[start MATERIAL SHOWN]

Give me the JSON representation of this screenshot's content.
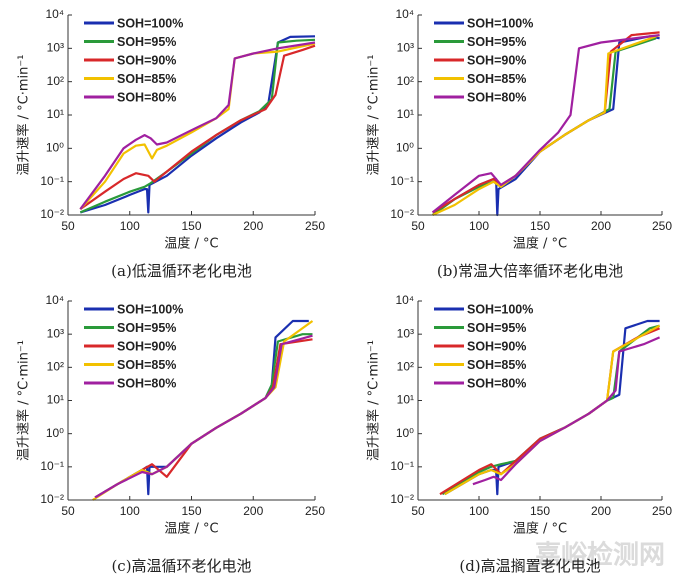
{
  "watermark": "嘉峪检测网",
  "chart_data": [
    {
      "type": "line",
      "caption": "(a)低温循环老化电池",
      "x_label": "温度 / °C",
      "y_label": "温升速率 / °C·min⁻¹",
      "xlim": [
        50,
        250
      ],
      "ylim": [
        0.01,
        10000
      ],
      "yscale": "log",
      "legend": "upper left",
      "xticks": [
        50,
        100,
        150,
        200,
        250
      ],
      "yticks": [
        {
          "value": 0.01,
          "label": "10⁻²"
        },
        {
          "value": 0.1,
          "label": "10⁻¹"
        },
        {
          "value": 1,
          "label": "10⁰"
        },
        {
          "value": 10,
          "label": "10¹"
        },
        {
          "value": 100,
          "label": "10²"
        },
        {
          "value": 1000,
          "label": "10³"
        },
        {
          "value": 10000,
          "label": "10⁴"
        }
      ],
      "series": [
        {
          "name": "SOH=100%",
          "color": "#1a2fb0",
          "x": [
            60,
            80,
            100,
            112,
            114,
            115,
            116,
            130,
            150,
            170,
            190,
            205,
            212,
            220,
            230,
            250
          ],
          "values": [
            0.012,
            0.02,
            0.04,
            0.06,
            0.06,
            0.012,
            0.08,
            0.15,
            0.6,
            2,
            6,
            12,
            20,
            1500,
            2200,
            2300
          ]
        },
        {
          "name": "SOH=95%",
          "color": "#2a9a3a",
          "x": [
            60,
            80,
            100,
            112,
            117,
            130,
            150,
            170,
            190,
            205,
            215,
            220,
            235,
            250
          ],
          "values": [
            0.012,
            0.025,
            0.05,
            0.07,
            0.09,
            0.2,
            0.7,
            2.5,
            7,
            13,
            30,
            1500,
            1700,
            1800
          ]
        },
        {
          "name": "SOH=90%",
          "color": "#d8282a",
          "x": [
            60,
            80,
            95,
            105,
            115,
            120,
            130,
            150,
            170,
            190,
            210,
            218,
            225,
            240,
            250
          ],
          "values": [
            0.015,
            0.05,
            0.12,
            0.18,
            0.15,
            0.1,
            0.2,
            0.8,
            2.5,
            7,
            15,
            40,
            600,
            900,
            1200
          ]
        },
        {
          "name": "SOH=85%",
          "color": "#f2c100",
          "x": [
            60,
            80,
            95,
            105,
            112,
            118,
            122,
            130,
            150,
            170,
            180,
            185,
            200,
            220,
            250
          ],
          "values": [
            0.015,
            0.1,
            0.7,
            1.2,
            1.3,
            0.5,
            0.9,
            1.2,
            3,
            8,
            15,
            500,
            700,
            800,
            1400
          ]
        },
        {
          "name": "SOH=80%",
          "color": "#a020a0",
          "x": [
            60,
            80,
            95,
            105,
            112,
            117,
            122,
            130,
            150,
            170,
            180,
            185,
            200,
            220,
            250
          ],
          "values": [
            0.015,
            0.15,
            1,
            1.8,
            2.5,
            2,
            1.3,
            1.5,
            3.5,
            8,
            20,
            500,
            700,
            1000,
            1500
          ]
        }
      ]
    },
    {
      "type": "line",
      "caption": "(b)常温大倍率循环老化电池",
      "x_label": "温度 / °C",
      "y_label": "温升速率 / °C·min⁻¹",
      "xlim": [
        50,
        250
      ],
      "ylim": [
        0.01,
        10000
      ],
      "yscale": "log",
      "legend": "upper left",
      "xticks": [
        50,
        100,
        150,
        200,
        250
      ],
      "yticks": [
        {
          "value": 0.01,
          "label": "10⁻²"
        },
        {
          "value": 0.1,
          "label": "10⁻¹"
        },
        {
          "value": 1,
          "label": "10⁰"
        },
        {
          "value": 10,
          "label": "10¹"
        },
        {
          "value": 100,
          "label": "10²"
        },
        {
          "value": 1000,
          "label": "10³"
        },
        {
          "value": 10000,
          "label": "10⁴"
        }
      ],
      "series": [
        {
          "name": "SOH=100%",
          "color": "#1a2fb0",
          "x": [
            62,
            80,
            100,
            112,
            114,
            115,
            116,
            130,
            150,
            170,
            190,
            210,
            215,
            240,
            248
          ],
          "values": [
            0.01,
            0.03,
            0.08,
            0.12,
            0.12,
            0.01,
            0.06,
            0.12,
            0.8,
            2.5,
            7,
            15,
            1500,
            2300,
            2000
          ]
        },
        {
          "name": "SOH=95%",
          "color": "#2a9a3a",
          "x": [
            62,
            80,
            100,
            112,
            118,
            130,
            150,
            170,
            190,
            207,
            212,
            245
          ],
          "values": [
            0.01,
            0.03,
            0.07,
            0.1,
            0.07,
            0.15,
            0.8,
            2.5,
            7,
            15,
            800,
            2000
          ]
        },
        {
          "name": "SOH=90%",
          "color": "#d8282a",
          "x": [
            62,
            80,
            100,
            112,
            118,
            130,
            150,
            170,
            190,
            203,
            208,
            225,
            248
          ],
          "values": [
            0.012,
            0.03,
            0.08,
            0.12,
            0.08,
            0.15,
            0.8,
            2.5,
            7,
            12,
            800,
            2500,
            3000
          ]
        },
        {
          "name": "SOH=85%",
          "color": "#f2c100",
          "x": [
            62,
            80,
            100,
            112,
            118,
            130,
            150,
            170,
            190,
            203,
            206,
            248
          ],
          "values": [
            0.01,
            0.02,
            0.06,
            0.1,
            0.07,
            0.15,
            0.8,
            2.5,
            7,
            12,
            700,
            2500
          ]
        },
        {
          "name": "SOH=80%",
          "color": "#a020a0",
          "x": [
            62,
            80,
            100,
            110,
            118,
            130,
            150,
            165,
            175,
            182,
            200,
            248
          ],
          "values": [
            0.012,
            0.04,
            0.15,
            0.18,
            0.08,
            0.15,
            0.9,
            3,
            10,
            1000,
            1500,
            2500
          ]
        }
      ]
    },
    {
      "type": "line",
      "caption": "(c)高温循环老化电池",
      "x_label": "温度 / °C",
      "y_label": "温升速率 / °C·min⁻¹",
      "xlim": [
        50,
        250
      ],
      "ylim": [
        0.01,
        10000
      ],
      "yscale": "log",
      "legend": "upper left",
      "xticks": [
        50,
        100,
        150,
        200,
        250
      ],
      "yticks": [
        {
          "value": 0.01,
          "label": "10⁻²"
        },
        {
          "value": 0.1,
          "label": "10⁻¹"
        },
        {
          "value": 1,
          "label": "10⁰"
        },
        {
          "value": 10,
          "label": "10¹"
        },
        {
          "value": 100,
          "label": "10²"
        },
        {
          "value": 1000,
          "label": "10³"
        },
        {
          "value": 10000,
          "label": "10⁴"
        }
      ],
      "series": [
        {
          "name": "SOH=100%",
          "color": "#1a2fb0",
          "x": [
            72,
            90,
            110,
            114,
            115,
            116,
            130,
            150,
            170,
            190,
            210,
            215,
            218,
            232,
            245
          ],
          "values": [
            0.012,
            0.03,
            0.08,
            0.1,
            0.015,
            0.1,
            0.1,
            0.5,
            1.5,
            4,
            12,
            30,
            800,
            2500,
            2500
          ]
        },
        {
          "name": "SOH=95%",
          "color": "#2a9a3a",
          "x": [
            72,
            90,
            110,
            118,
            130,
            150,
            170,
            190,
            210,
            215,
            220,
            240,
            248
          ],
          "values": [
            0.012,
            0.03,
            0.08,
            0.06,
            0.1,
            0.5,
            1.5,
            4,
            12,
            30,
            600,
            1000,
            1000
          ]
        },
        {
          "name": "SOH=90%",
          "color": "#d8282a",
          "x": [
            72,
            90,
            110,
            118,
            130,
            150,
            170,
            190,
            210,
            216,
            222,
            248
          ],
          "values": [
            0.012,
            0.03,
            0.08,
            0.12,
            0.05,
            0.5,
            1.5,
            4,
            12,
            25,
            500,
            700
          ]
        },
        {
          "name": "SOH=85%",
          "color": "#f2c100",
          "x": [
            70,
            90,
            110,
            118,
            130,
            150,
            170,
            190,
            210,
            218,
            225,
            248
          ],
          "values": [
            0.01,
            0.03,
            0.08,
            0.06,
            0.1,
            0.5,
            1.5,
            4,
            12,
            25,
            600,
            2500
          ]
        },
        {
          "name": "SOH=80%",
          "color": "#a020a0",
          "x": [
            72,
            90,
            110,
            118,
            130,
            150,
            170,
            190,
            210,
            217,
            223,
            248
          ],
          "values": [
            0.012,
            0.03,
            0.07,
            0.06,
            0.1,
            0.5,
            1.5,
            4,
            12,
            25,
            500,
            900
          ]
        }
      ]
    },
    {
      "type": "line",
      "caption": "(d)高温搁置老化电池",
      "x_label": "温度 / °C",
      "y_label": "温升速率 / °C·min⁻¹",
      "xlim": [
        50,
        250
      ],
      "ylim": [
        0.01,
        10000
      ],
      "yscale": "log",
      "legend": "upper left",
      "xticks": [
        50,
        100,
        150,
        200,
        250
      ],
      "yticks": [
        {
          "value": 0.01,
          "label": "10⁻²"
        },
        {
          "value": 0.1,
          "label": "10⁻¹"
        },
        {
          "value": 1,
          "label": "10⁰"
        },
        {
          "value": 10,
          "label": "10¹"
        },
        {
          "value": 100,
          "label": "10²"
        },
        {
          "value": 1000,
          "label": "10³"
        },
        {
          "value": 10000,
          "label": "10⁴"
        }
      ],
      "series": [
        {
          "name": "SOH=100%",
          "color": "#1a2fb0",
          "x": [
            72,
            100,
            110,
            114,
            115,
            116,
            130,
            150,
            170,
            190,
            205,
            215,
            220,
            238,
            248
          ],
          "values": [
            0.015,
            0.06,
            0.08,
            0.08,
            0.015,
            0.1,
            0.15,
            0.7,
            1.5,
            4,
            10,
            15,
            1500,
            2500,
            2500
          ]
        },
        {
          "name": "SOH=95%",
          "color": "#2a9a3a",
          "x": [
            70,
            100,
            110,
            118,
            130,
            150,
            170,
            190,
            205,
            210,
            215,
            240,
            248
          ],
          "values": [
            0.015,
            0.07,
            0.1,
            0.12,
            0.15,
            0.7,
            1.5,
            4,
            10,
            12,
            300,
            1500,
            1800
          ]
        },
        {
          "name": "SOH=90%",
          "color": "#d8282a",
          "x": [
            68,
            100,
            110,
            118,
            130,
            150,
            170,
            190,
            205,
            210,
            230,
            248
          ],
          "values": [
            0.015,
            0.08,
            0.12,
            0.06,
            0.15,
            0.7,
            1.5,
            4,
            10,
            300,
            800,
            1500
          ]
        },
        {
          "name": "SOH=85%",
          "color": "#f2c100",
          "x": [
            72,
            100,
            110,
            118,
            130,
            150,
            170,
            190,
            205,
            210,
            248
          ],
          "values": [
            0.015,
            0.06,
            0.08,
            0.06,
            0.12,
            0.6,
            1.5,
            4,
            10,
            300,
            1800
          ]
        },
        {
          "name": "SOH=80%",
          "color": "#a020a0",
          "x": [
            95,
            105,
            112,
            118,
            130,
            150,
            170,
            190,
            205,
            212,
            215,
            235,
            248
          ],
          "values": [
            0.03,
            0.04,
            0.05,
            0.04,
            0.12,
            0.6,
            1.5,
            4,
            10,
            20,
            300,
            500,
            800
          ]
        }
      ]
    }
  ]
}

[end MATERIAL SHOWN]
[start MATERIAL SHOWN]

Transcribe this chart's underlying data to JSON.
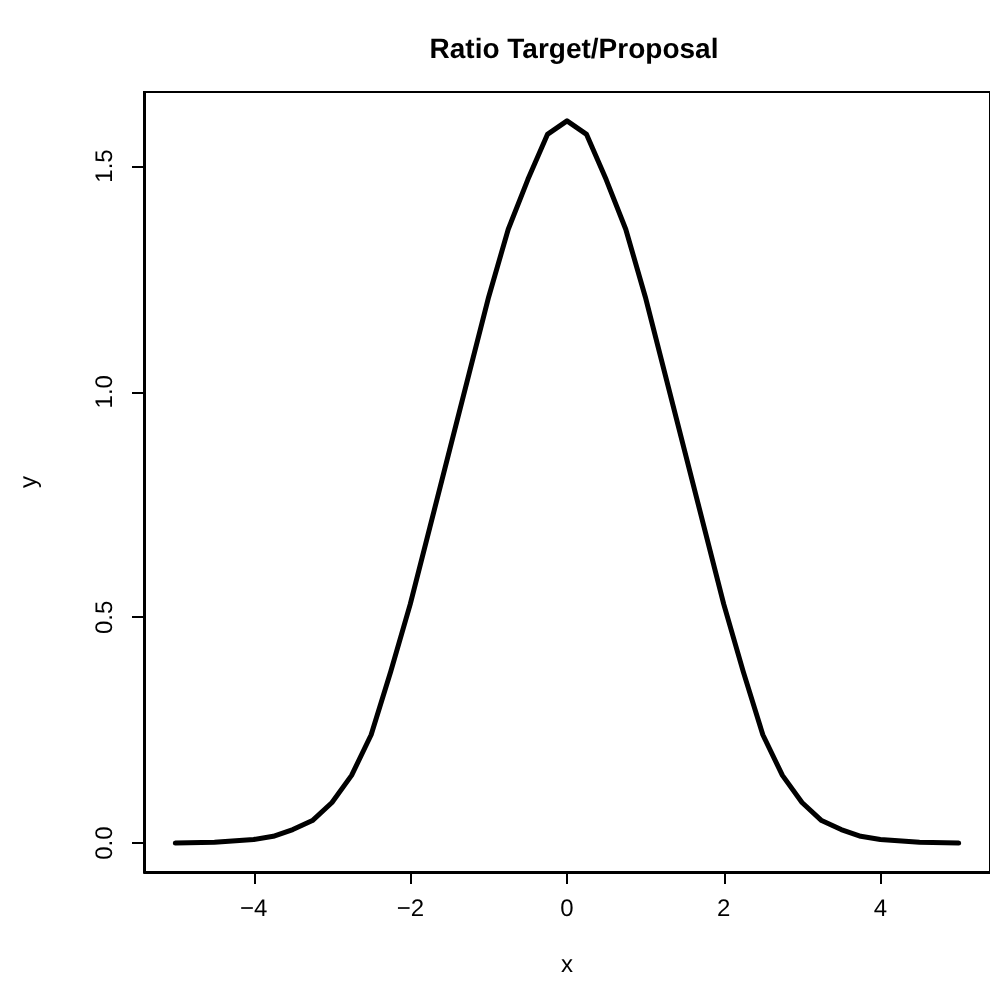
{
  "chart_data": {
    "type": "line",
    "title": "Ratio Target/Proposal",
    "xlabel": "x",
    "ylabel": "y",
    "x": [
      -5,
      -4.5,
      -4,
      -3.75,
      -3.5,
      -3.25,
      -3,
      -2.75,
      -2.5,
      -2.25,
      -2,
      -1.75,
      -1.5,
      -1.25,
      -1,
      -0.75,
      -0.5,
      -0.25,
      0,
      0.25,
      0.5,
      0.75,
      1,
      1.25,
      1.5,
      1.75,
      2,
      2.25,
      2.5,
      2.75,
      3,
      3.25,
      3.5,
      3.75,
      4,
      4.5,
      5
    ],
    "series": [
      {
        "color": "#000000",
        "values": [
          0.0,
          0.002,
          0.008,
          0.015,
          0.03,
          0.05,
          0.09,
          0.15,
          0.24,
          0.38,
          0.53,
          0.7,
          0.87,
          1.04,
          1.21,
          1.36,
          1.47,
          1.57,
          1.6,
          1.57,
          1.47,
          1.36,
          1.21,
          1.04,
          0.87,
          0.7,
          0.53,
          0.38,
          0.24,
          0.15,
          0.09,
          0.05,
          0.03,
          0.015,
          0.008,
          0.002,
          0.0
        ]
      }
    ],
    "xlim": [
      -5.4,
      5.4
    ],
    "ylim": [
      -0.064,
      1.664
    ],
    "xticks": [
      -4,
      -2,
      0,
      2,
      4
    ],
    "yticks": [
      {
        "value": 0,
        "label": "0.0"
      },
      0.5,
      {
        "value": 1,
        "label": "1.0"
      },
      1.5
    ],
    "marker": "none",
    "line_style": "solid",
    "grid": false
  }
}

[end MATERIAL SHOWN]
[start MATERIAL SHOWN]

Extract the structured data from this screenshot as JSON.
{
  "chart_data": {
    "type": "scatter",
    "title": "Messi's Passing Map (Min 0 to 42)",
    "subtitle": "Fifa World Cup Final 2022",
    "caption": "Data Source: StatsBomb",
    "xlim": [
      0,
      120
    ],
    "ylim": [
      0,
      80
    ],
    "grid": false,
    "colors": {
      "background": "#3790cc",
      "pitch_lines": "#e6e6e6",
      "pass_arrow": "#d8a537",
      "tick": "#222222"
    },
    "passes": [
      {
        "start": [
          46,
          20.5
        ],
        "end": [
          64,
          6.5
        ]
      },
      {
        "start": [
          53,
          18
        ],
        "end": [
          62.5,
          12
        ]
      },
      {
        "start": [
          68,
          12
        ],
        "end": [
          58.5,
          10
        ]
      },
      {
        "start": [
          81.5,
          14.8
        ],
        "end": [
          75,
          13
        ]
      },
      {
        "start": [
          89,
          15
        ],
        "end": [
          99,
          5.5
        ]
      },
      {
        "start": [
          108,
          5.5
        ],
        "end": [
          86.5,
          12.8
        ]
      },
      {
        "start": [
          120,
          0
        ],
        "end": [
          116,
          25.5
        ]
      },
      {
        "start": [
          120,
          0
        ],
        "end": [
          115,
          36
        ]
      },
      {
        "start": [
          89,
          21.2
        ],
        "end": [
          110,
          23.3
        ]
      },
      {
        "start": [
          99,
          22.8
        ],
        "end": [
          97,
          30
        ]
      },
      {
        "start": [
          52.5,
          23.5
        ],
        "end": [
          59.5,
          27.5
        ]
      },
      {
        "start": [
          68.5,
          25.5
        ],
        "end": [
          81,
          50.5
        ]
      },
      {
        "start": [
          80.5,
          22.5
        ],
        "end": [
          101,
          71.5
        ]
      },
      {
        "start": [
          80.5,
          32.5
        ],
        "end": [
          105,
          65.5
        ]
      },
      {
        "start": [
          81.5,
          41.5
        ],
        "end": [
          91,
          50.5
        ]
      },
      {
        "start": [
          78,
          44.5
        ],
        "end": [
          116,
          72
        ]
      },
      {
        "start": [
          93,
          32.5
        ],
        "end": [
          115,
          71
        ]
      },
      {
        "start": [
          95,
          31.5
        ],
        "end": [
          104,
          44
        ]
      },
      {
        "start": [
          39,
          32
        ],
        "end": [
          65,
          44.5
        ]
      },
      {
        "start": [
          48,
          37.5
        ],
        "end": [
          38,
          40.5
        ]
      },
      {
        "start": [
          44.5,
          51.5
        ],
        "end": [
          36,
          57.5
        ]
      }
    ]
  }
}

[end MATERIAL SHOWN]

- TASK DETAILS -
Pick out and copy every line that contains the word "screenshot".

- OUTPUT FOR THIS EXERCISE -
Give me the JSON representation of this screenshot's content.
Extract the structured data from this screenshot as JSON.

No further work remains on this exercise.